The answer is one number: how many lines hold the string "방면으로".

## start Records for the task

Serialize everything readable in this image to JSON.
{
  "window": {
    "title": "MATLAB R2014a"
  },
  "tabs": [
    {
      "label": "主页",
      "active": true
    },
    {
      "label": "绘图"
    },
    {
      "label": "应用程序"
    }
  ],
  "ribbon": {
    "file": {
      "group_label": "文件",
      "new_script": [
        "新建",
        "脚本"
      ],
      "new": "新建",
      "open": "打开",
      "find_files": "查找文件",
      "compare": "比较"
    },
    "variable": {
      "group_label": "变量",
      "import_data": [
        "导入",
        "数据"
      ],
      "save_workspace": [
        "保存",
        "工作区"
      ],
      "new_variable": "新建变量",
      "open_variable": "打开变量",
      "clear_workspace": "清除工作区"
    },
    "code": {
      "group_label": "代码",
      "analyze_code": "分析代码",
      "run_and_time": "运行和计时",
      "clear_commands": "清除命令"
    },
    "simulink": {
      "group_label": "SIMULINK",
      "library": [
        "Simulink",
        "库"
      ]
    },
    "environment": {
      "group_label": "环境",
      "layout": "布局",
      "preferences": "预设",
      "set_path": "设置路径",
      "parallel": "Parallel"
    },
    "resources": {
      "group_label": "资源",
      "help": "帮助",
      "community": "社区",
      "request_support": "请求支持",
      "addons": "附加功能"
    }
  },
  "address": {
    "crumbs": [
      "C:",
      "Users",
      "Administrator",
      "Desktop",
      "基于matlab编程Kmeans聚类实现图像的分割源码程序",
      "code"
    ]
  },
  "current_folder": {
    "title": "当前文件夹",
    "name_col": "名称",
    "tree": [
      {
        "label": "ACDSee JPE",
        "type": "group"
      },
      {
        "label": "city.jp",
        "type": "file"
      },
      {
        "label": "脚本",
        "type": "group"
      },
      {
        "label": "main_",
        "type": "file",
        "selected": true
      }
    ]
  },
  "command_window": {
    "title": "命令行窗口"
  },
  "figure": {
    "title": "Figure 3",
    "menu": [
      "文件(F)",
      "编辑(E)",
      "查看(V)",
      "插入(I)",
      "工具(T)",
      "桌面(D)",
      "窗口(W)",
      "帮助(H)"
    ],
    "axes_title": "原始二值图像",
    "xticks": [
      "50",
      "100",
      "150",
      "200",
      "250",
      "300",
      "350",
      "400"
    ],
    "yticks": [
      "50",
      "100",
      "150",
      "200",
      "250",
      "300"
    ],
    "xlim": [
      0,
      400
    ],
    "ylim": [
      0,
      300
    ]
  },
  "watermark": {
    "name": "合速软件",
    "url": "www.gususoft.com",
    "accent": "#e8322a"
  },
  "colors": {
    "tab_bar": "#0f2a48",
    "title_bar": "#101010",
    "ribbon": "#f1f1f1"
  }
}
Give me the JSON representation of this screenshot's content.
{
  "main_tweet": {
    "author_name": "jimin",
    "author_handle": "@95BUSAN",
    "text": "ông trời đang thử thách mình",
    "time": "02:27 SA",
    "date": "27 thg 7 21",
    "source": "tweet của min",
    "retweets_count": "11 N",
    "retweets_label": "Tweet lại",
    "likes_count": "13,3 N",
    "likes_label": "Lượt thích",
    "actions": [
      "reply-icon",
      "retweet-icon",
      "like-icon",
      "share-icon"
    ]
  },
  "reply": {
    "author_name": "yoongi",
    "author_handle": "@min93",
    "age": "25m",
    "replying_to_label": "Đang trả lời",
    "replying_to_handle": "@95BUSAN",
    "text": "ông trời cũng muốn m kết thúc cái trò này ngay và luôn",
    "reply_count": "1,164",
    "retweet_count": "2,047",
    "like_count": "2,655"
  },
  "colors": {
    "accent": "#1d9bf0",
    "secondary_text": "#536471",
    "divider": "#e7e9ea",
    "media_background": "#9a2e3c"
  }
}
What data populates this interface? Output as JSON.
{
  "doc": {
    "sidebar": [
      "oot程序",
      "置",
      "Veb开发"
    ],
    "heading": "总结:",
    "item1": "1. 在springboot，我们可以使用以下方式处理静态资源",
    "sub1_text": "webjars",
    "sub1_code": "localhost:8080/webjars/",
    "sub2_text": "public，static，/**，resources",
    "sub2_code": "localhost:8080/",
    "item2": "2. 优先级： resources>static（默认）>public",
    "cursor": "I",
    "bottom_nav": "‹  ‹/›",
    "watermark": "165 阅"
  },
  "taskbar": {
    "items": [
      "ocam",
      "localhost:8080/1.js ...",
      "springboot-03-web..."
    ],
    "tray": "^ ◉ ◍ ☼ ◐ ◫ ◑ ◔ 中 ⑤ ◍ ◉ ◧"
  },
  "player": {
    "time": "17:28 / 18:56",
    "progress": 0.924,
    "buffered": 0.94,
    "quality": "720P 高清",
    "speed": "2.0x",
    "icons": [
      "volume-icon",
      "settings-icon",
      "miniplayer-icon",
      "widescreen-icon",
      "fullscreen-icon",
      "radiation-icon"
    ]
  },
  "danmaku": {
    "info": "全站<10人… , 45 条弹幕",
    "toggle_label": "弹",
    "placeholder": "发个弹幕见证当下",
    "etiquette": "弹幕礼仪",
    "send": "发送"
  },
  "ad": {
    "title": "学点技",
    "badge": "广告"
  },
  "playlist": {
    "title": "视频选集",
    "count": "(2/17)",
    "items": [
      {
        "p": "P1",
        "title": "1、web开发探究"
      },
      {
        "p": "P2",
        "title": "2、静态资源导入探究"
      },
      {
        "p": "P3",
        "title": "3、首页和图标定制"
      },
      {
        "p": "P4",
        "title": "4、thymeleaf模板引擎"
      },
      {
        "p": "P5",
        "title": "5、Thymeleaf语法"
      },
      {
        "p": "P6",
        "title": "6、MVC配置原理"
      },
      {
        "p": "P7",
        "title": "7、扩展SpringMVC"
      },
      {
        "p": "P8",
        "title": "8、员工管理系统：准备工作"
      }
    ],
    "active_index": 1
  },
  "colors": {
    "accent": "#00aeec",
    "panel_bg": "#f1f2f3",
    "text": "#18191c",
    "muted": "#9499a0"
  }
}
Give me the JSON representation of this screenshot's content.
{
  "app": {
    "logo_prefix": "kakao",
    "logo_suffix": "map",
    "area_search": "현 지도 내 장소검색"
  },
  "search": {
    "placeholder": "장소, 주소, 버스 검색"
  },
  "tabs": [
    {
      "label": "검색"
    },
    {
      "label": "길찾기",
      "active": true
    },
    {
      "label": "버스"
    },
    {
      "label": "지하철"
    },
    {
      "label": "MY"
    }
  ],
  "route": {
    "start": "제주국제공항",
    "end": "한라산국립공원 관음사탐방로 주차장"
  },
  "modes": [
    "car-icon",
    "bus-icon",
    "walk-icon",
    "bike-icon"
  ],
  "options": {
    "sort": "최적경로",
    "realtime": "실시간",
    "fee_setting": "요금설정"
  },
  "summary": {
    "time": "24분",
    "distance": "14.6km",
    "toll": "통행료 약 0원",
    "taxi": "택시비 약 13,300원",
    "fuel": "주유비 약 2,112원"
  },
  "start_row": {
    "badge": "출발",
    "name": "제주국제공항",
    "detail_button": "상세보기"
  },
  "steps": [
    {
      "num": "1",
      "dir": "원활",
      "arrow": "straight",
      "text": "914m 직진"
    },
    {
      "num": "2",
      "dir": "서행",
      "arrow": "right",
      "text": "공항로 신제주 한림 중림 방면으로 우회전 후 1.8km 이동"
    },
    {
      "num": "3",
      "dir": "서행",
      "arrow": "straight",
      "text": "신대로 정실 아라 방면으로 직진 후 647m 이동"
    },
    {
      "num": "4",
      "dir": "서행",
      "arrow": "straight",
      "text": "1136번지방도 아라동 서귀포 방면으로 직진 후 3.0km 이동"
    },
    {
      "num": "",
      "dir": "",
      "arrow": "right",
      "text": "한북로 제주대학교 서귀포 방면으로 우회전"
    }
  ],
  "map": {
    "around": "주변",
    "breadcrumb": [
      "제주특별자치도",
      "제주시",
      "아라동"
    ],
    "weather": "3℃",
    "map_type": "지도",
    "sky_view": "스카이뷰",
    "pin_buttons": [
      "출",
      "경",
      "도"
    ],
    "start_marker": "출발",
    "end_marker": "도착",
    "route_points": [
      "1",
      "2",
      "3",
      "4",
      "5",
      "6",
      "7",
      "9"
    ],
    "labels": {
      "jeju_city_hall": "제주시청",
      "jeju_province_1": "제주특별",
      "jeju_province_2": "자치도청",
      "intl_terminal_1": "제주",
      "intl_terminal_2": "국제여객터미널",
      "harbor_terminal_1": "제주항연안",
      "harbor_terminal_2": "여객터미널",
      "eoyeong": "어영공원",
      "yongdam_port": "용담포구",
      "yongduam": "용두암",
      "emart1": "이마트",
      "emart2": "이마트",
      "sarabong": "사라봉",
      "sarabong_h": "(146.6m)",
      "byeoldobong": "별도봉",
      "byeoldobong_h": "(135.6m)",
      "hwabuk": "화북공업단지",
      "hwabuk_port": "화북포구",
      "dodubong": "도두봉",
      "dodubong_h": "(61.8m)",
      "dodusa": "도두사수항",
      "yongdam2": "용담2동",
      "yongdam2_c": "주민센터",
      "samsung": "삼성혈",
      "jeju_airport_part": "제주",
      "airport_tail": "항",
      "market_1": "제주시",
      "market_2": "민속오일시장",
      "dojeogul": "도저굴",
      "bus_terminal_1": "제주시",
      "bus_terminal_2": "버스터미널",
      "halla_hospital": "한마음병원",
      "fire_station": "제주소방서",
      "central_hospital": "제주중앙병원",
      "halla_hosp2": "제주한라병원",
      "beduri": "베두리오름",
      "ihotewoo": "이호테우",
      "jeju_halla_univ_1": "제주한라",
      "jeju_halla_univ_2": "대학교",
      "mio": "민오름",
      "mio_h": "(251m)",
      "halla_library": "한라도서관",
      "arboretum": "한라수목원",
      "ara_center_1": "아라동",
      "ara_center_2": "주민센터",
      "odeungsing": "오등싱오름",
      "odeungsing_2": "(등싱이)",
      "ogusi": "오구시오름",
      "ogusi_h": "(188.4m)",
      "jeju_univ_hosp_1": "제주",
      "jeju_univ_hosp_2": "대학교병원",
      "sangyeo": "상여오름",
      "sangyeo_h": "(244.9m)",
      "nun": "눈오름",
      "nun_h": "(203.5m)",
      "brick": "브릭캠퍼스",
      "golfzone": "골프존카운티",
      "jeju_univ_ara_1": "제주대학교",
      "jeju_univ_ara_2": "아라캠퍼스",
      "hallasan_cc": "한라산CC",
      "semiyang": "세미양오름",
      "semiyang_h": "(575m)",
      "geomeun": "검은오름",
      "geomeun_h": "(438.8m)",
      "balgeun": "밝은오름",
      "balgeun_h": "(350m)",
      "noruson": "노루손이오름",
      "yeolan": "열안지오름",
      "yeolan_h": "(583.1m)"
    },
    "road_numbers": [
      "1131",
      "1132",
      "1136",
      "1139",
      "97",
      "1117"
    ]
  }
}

## end Records for the task

__Written answer__: 4